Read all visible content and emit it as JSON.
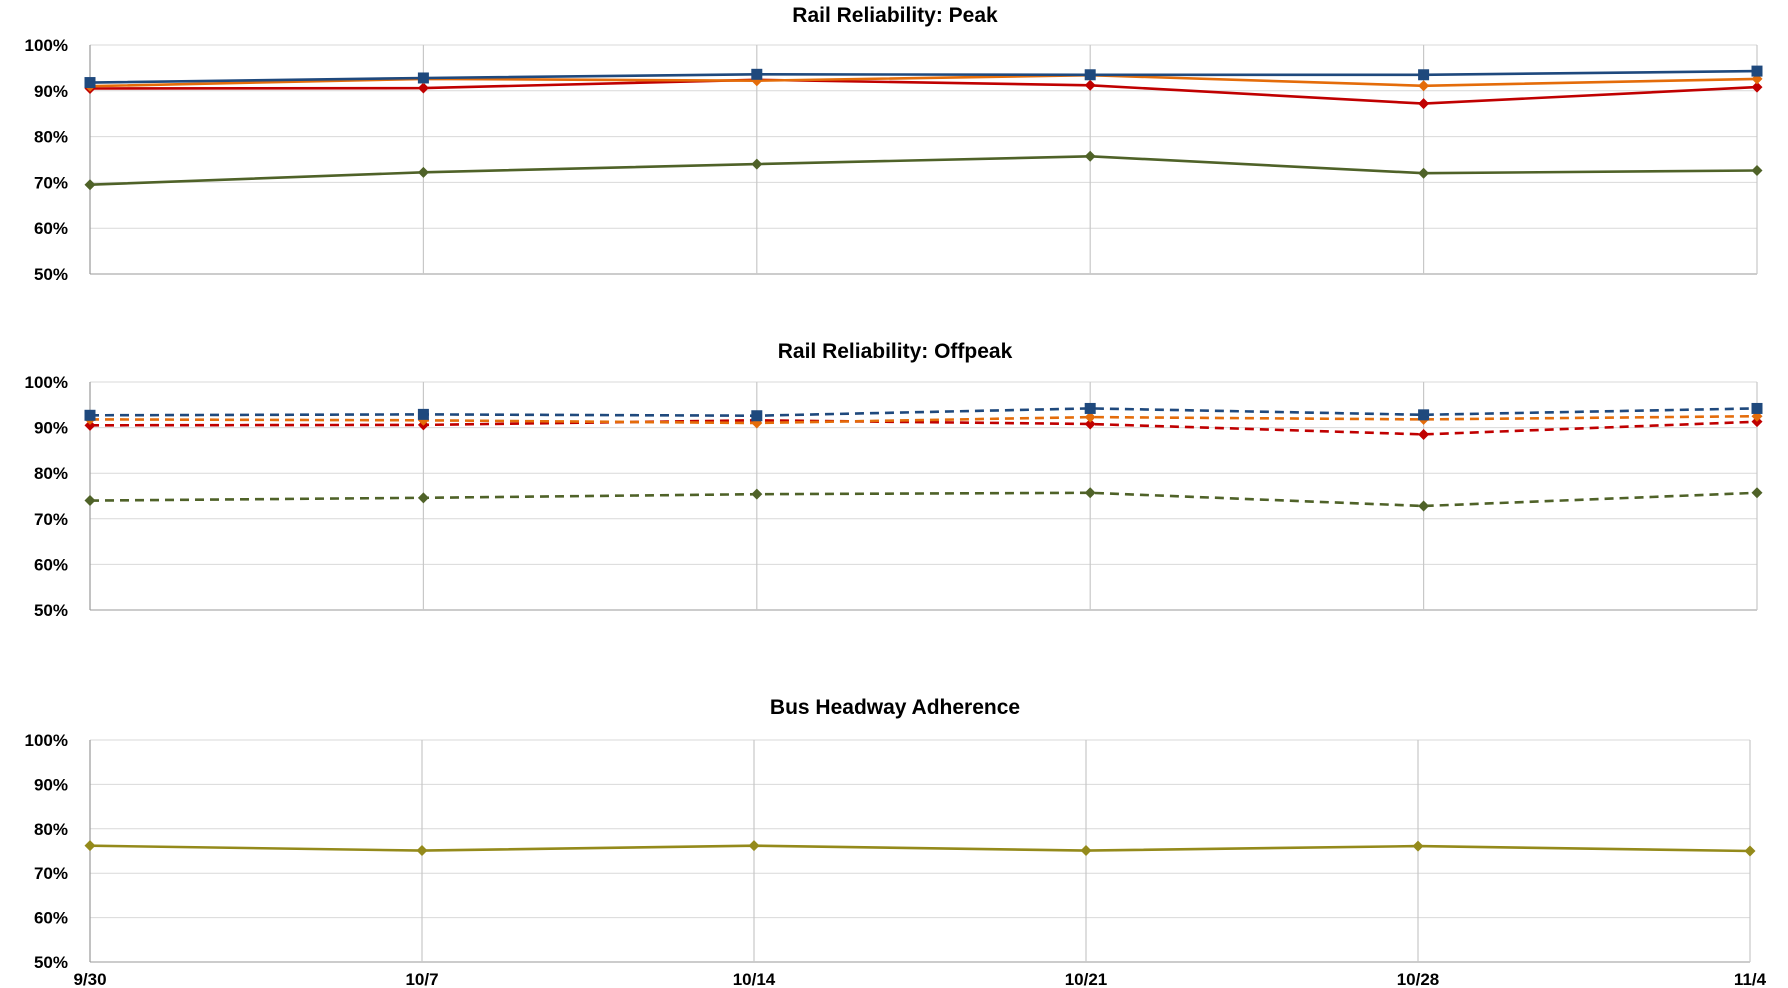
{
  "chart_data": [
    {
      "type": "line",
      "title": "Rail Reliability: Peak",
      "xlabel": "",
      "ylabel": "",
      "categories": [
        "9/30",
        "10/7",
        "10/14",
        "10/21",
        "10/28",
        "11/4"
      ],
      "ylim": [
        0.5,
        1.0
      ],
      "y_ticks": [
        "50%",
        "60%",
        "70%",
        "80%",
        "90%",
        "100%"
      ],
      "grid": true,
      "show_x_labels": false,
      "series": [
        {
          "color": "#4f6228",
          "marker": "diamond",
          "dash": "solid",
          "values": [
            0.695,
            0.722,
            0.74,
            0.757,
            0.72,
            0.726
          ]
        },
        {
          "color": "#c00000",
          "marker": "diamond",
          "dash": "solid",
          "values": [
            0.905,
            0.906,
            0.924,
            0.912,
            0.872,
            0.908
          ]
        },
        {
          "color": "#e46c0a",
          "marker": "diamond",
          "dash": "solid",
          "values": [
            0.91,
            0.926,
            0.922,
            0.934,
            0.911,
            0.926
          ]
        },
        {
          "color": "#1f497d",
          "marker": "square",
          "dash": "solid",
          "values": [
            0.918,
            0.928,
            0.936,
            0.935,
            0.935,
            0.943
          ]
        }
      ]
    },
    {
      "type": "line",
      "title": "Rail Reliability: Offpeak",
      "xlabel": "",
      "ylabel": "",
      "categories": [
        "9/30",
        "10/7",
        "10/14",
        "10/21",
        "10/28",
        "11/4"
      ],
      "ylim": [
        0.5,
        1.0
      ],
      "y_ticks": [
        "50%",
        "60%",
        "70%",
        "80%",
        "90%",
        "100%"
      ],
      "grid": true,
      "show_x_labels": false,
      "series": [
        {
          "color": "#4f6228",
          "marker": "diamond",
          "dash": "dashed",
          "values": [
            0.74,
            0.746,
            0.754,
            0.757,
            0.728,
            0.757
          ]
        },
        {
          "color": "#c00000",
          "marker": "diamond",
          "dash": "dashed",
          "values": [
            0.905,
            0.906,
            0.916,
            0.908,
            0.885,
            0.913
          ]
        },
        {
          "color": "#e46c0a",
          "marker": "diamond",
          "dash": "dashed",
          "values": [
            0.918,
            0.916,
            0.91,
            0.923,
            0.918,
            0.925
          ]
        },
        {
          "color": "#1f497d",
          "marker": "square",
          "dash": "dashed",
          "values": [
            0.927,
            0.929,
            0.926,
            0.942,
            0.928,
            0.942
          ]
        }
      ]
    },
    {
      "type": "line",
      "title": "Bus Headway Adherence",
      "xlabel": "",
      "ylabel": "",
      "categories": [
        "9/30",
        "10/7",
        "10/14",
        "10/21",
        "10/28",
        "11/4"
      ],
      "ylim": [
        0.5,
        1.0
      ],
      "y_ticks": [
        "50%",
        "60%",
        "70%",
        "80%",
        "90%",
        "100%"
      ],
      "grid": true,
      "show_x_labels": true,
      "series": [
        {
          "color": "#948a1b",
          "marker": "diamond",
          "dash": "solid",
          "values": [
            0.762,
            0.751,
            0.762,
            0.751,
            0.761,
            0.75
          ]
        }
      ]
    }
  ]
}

________________________

▸ **PROMPT**:
Copy down every line of the material above that includes the string "Reliability".

▸ **ANSWER TO THIS EXERCISE**:
      "title": "Rail Reliability: Peak",
      "title": "Rail Reliability: Offpeak",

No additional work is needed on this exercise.